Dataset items
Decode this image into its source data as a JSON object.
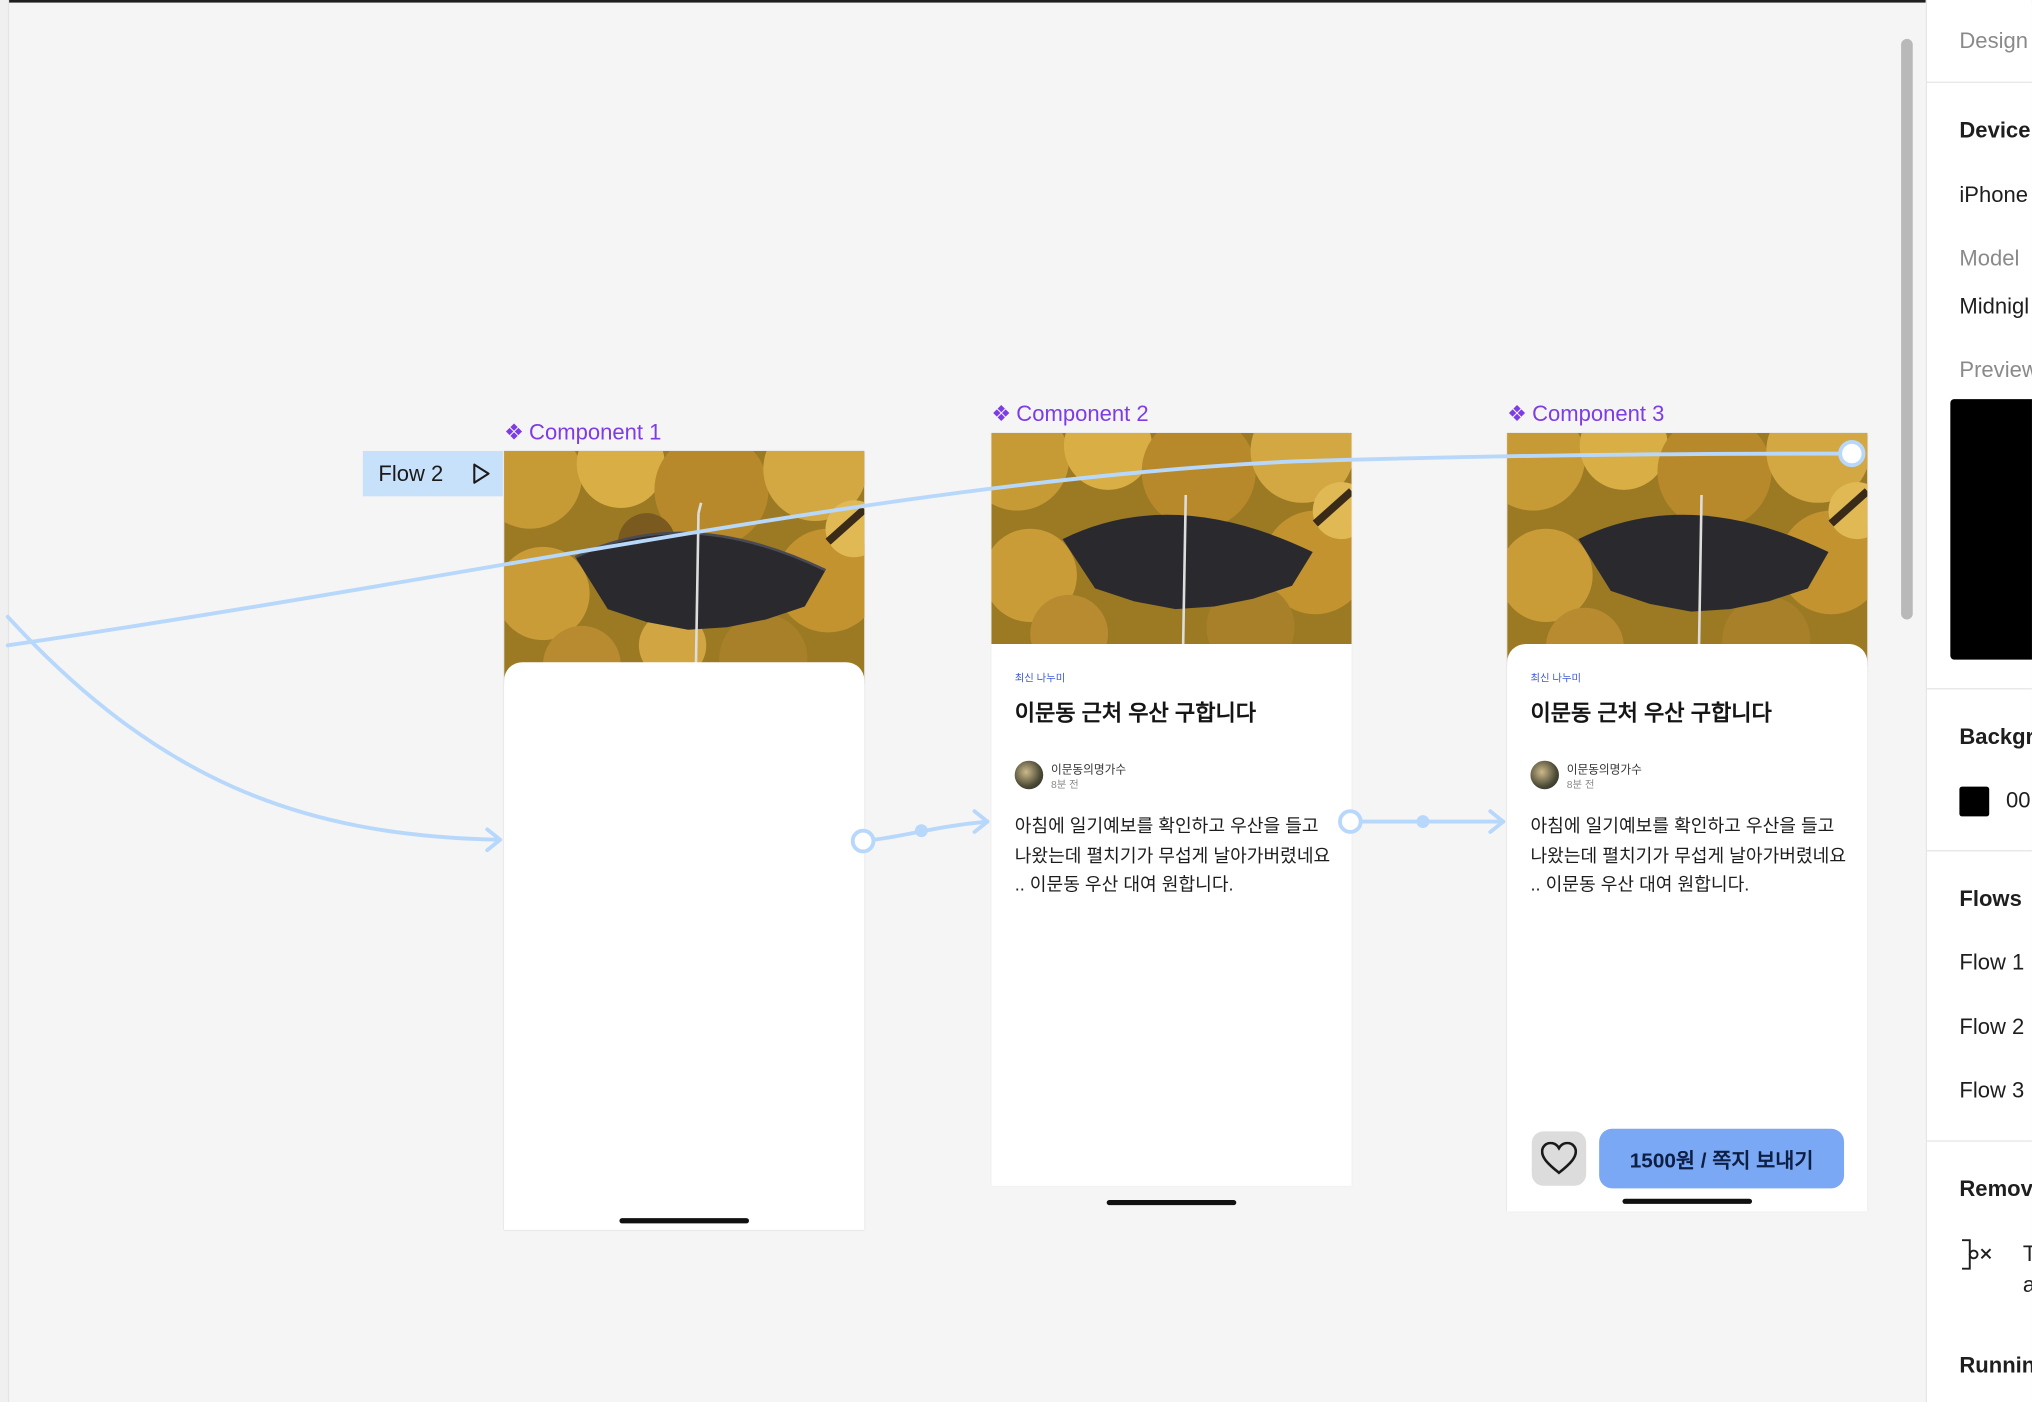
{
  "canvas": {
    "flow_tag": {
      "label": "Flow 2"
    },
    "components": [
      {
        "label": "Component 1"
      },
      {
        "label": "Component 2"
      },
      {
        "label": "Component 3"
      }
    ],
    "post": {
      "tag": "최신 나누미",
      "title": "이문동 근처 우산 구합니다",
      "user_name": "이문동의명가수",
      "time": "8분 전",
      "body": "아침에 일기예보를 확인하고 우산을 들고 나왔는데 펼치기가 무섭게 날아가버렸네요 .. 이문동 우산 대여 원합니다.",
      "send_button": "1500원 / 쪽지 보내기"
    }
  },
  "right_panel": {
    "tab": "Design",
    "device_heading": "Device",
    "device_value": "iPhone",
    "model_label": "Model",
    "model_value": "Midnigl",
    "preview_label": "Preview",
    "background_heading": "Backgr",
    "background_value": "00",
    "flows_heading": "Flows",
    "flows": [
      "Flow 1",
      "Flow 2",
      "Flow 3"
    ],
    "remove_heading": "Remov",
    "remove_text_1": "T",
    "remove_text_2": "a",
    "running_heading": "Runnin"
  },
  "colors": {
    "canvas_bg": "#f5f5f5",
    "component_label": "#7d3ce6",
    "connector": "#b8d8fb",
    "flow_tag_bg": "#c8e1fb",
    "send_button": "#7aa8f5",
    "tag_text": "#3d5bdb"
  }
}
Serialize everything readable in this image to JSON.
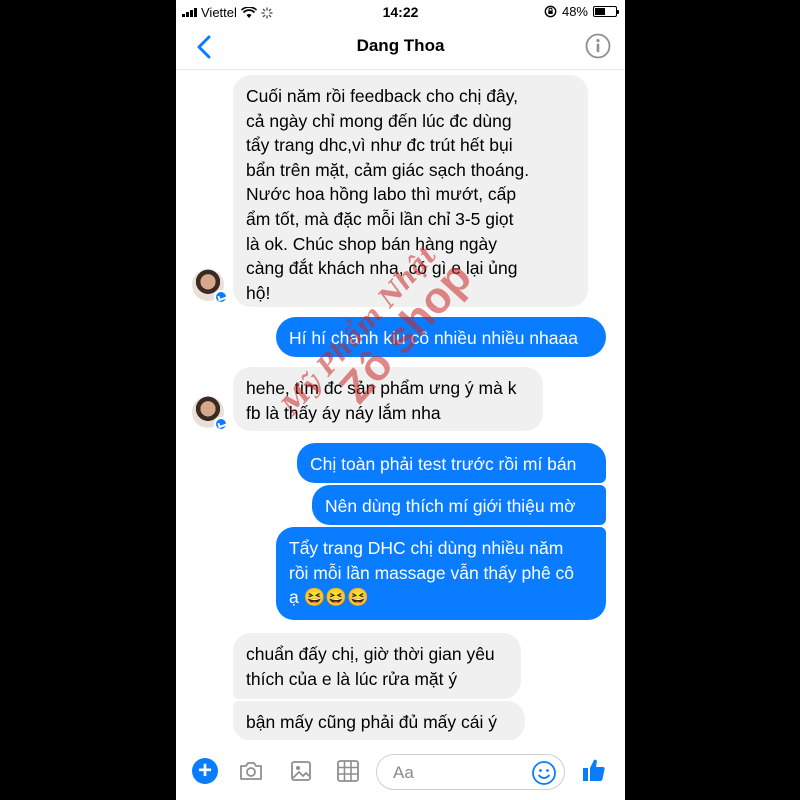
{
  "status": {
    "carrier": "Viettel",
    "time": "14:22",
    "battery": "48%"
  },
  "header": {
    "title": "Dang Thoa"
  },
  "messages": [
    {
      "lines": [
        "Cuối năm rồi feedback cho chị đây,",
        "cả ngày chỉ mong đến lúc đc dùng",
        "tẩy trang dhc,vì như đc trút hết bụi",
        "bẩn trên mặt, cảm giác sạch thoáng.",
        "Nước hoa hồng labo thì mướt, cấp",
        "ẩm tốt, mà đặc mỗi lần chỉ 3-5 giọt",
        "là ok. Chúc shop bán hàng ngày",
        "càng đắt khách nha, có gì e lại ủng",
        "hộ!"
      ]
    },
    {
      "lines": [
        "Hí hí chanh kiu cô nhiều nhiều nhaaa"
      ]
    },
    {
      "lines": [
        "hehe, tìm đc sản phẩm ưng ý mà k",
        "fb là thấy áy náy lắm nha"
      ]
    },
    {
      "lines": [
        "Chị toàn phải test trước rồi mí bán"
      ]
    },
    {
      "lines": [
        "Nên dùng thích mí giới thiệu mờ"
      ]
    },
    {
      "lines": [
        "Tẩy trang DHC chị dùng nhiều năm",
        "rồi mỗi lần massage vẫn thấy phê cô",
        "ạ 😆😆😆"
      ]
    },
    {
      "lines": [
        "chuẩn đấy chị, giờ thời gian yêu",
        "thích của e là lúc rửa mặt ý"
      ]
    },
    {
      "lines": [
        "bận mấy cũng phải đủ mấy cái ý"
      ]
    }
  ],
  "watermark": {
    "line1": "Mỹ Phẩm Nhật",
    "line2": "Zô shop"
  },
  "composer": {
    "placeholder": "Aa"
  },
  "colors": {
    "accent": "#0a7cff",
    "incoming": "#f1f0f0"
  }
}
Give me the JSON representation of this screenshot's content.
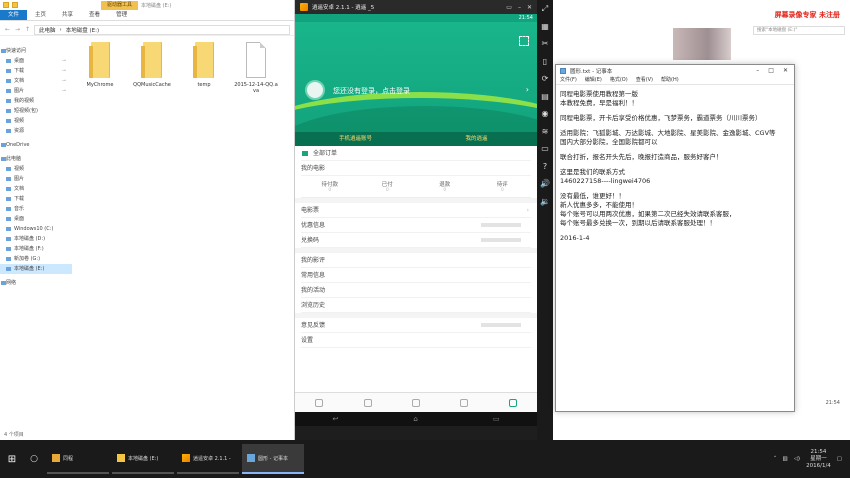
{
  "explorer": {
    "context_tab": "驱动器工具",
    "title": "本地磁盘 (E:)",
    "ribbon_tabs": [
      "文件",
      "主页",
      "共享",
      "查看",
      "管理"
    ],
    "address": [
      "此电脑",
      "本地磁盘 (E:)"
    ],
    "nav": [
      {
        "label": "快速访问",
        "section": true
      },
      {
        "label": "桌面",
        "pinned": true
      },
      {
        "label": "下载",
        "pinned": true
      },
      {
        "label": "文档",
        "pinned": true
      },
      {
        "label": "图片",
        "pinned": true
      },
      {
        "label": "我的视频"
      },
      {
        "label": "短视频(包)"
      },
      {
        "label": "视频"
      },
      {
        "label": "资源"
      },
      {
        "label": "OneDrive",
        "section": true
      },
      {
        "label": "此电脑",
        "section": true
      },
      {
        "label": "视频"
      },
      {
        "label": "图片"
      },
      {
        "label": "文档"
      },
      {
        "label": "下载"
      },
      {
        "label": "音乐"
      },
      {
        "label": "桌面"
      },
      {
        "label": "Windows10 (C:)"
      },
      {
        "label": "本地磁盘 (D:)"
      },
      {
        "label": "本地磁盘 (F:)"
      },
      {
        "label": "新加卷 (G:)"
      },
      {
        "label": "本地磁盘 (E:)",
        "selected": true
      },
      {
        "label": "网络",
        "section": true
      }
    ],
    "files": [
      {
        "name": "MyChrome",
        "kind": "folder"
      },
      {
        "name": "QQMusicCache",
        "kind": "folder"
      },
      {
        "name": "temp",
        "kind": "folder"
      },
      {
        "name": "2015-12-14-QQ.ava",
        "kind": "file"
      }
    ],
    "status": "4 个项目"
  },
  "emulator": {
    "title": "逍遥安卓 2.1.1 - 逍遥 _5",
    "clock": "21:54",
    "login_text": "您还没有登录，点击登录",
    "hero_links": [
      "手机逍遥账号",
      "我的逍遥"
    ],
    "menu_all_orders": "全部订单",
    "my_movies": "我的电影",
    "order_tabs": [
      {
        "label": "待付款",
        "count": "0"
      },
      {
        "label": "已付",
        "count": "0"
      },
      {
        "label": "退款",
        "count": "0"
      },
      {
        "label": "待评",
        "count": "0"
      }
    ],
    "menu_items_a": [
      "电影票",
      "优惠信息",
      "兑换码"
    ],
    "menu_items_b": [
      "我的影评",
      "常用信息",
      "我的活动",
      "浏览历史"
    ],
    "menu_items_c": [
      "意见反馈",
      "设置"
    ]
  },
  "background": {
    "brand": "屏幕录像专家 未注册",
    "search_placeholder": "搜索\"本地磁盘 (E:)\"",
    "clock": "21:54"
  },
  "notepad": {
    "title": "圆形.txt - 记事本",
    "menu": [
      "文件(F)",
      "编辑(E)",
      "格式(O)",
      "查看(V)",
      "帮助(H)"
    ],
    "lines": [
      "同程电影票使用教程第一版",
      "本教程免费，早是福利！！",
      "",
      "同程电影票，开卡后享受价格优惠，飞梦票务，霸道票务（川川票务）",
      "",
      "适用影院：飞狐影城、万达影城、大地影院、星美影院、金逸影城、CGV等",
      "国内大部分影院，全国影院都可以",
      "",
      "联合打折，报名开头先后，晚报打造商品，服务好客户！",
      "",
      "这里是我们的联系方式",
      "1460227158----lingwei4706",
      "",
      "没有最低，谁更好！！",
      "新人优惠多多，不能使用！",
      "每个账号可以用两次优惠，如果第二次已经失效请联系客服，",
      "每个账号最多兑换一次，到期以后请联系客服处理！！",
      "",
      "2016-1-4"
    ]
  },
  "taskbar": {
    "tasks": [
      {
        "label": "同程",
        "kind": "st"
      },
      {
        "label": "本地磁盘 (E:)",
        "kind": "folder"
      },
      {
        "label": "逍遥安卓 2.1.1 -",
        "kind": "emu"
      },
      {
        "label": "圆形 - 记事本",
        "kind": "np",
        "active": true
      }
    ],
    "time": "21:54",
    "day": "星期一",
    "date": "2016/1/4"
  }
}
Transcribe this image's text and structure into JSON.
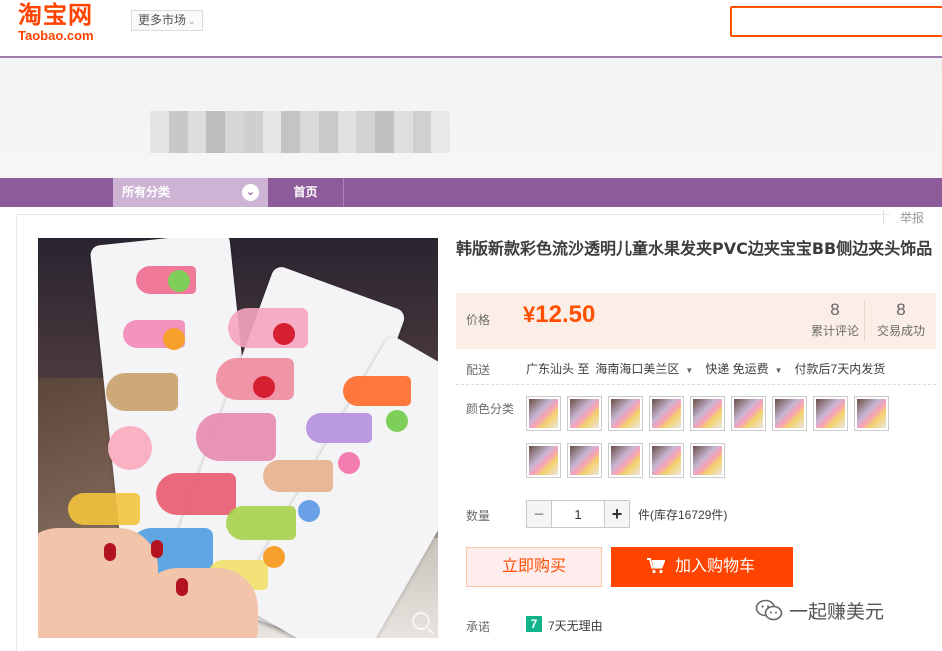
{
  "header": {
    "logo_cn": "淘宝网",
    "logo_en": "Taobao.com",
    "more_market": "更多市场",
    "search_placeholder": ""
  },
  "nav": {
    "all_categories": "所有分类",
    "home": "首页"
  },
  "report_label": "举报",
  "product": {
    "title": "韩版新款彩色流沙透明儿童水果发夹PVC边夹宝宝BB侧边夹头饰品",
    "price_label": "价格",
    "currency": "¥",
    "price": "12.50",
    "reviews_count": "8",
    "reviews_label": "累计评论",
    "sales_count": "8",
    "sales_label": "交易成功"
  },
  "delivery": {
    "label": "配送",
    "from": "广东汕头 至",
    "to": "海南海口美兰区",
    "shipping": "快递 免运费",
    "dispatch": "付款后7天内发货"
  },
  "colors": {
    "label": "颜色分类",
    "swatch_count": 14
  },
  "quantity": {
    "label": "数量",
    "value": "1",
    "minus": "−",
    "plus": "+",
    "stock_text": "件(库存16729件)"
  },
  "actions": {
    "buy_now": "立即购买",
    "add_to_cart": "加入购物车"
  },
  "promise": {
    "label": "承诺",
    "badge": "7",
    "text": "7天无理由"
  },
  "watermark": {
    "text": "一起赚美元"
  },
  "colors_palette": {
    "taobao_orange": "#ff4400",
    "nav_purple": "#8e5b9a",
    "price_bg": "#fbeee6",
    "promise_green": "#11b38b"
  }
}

■ **EXERCISE DESCRIPTION**
Using the entries above, find all lines with "dùng". Copy them.

■ **OUTPUT OF THE EXERCISE**
        "cả ngày chỉ mong đến lúc đc dùng",
        "Nên dùng thích mí giới thiệu mờ"
        "Tẩy trang DHC chị dùng nhiều năm",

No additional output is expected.